GIVEN REQUEST >> Copy every record below exactly.

(Figure record extracts)
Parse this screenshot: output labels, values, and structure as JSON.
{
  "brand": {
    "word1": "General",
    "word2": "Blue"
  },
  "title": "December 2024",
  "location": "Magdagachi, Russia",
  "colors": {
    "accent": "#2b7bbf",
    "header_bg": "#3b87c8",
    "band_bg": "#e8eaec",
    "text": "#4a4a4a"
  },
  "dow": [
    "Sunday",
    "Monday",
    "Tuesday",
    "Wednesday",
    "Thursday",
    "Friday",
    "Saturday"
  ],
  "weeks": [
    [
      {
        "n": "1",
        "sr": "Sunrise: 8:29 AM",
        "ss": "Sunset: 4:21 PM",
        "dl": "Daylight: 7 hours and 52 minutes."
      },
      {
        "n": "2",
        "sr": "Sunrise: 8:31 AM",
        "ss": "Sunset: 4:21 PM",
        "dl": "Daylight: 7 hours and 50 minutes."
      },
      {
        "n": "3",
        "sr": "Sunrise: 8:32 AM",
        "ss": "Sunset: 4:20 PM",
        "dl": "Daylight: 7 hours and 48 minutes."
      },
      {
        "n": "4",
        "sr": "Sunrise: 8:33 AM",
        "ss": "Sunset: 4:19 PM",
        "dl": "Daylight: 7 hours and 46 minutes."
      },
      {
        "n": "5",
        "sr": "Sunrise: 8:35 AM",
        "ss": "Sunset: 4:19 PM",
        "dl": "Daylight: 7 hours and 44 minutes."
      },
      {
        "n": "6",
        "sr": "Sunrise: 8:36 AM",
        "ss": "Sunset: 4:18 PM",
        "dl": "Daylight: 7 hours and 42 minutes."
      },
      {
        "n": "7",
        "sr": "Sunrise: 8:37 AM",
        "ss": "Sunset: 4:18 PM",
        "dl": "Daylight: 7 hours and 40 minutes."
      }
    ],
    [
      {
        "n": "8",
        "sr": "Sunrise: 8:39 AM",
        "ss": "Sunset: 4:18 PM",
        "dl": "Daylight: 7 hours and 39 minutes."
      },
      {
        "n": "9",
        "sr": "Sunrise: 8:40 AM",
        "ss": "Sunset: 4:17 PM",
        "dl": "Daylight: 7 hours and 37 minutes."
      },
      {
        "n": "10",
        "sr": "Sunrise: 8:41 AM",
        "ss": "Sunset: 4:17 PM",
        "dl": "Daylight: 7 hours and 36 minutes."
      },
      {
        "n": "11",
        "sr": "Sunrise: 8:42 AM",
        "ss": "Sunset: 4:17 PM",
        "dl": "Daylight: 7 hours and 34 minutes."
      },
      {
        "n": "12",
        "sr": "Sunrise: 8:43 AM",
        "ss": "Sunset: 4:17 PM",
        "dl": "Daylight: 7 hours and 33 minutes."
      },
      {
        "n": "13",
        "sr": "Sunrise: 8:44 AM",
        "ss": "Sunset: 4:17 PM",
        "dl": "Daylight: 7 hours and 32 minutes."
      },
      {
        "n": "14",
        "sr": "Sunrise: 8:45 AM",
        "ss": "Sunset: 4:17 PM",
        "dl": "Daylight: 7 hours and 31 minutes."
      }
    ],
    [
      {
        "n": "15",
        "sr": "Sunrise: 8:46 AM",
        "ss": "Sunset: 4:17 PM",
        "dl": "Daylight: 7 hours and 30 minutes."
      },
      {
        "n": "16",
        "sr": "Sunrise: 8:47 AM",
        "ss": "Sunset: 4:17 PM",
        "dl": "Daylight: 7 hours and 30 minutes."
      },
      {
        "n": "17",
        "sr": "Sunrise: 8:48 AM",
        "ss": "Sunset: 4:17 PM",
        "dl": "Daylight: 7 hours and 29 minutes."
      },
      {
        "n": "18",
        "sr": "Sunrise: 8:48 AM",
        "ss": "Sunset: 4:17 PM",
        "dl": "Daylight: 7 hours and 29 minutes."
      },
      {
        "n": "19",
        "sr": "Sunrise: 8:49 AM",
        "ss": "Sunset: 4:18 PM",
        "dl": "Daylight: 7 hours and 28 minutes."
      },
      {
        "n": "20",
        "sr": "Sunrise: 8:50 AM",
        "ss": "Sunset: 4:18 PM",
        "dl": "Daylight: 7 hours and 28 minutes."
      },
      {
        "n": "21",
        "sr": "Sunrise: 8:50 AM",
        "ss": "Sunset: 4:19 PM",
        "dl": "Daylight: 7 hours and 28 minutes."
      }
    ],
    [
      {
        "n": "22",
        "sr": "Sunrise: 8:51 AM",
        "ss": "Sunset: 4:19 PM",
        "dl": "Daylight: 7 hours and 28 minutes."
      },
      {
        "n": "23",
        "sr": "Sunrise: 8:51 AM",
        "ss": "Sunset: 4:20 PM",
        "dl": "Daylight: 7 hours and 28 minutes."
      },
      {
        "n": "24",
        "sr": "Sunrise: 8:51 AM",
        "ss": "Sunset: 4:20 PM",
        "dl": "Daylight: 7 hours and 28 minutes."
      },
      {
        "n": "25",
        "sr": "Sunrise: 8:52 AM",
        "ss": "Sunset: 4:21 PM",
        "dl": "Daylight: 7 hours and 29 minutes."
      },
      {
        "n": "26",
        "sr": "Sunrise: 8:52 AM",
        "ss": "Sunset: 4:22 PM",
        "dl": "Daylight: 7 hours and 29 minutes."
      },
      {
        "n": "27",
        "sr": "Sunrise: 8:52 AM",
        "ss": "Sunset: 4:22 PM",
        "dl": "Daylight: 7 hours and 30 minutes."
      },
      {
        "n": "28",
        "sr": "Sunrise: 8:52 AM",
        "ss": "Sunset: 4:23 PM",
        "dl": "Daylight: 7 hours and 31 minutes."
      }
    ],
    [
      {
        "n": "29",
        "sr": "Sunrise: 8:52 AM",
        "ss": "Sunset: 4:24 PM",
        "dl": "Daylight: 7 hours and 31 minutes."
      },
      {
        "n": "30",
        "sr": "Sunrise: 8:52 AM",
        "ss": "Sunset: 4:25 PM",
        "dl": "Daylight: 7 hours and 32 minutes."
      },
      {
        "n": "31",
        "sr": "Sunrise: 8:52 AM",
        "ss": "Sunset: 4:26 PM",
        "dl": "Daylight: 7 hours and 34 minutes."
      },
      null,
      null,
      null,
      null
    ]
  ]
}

COMPLETE RESPONSE >>
Parse this screenshot: output labels, values, and structure as JSON.
{
  "brand": {
    "word1": "General",
    "word2": "Blue"
  },
  "title": "December 2024",
  "location": "Magdagachi, Russia",
  "colors": {
    "accent": "#2b7bbf",
    "header_bg": "#3b87c8",
    "band_bg": "#e8eaec",
    "text": "#4a4a4a"
  },
  "dow": [
    "Sunday",
    "Monday",
    "Tuesday",
    "Wednesday",
    "Thursday",
    "Friday",
    "Saturday"
  ],
  "weeks": [
    [
      {
        "n": "1",
        "sr": "Sunrise: 8:29 AM",
        "ss": "Sunset: 4:21 PM",
        "dl": "Daylight: 7 hours and 52 minutes."
      },
      {
        "n": "2",
        "sr": "Sunrise: 8:31 AM",
        "ss": "Sunset: 4:21 PM",
        "dl": "Daylight: 7 hours and 50 minutes."
      },
      {
        "n": "3",
        "sr": "Sunrise: 8:32 AM",
        "ss": "Sunset: 4:20 PM",
        "dl": "Daylight: 7 hours and 48 minutes."
      },
      {
        "n": "4",
        "sr": "Sunrise: 8:33 AM",
        "ss": "Sunset: 4:19 PM",
        "dl": "Daylight: 7 hours and 46 minutes."
      },
      {
        "n": "5",
        "sr": "Sunrise: 8:35 AM",
        "ss": "Sunset: 4:19 PM",
        "dl": "Daylight: 7 hours and 44 minutes."
      },
      {
        "n": "6",
        "sr": "Sunrise: 8:36 AM",
        "ss": "Sunset: 4:18 PM",
        "dl": "Daylight: 7 hours and 42 minutes."
      },
      {
        "n": "7",
        "sr": "Sunrise: 8:37 AM",
        "ss": "Sunset: 4:18 PM",
        "dl": "Daylight: 7 hours and 40 minutes."
      }
    ],
    [
      {
        "n": "8",
        "sr": "Sunrise: 8:39 AM",
        "ss": "Sunset: 4:18 PM",
        "dl": "Daylight: 7 hours and 39 minutes."
      },
      {
        "n": "9",
        "sr": "Sunrise: 8:40 AM",
        "ss": "Sunset: 4:17 PM",
        "dl": "Daylight: 7 hours and 37 minutes."
      },
      {
        "n": "10",
        "sr": "Sunrise: 8:41 AM",
        "ss": "Sunset: 4:17 PM",
        "dl": "Daylight: 7 hours and 36 minutes."
      },
      {
        "n": "11",
        "sr": "Sunrise: 8:42 AM",
        "ss": "Sunset: 4:17 PM",
        "dl": "Daylight: 7 hours and 34 minutes."
      },
      {
        "n": "12",
        "sr": "Sunrise: 8:43 AM",
        "ss": "Sunset: 4:17 PM",
        "dl": "Daylight: 7 hours and 33 minutes."
      },
      {
        "n": "13",
        "sr": "Sunrise: 8:44 AM",
        "ss": "Sunset: 4:17 PM",
        "dl": "Daylight: 7 hours and 32 minutes."
      },
      {
        "n": "14",
        "sr": "Sunrise: 8:45 AM",
        "ss": "Sunset: 4:17 PM",
        "dl": "Daylight: 7 hours and 31 minutes."
      }
    ],
    [
      {
        "n": "15",
        "sr": "Sunrise: 8:46 AM",
        "ss": "Sunset: 4:17 PM",
        "dl": "Daylight: 7 hours and 30 minutes."
      },
      {
        "n": "16",
        "sr": "Sunrise: 8:47 AM",
        "ss": "Sunset: 4:17 PM",
        "dl": "Daylight: 7 hours and 30 minutes."
      },
      {
        "n": "17",
        "sr": "Sunrise: 8:48 AM",
        "ss": "Sunset: 4:17 PM",
        "dl": "Daylight: 7 hours and 29 minutes."
      },
      {
        "n": "18",
        "sr": "Sunrise: 8:48 AM",
        "ss": "Sunset: 4:17 PM",
        "dl": "Daylight: 7 hours and 29 minutes."
      },
      {
        "n": "19",
        "sr": "Sunrise: 8:49 AM",
        "ss": "Sunset: 4:18 PM",
        "dl": "Daylight: 7 hours and 28 minutes."
      },
      {
        "n": "20",
        "sr": "Sunrise: 8:50 AM",
        "ss": "Sunset: 4:18 PM",
        "dl": "Daylight: 7 hours and 28 minutes."
      },
      {
        "n": "21",
        "sr": "Sunrise: 8:50 AM",
        "ss": "Sunset: 4:19 PM",
        "dl": "Daylight: 7 hours and 28 minutes."
      }
    ],
    [
      {
        "n": "22",
        "sr": "Sunrise: 8:51 AM",
        "ss": "Sunset: 4:19 PM",
        "dl": "Daylight: 7 hours and 28 minutes."
      },
      {
        "n": "23",
        "sr": "Sunrise: 8:51 AM",
        "ss": "Sunset: 4:20 PM",
        "dl": "Daylight: 7 hours and 28 minutes."
      },
      {
        "n": "24",
        "sr": "Sunrise: 8:51 AM",
        "ss": "Sunset: 4:20 PM",
        "dl": "Daylight: 7 hours and 28 minutes."
      },
      {
        "n": "25",
        "sr": "Sunrise: 8:52 AM",
        "ss": "Sunset: 4:21 PM",
        "dl": "Daylight: 7 hours and 29 minutes."
      },
      {
        "n": "26",
        "sr": "Sunrise: 8:52 AM",
        "ss": "Sunset: 4:22 PM",
        "dl": "Daylight: 7 hours and 29 minutes."
      },
      {
        "n": "27",
        "sr": "Sunrise: 8:52 AM",
        "ss": "Sunset: 4:22 PM",
        "dl": "Daylight: 7 hours and 30 minutes."
      },
      {
        "n": "28",
        "sr": "Sunrise: 8:52 AM",
        "ss": "Sunset: 4:23 PM",
        "dl": "Daylight: 7 hours and 31 minutes."
      }
    ],
    [
      {
        "n": "29",
        "sr": "Sunrise: 8:52 AM",
        "ss": "Sunset: 4:24 PM",
        "dl": "Daylight: 7 hours and 31 minutes."
      },
      {
        "n": "30",
        "sr": "Sunrise: 8:52 AM",
        "ss": "Sunset: 4:25 PM",
        "dl": "Daylight: 7 hours and 32 minutes."
      },
      {
        "n": "31",
        "sr": "Sunrise: 8:52 AM",
        "ss": "Sunset: 4:26 PM",
        "dl": "Daylight: 7 hours and 34 minutes."
      },
      null,
      null,
      null,
      null
    ]
  ]
}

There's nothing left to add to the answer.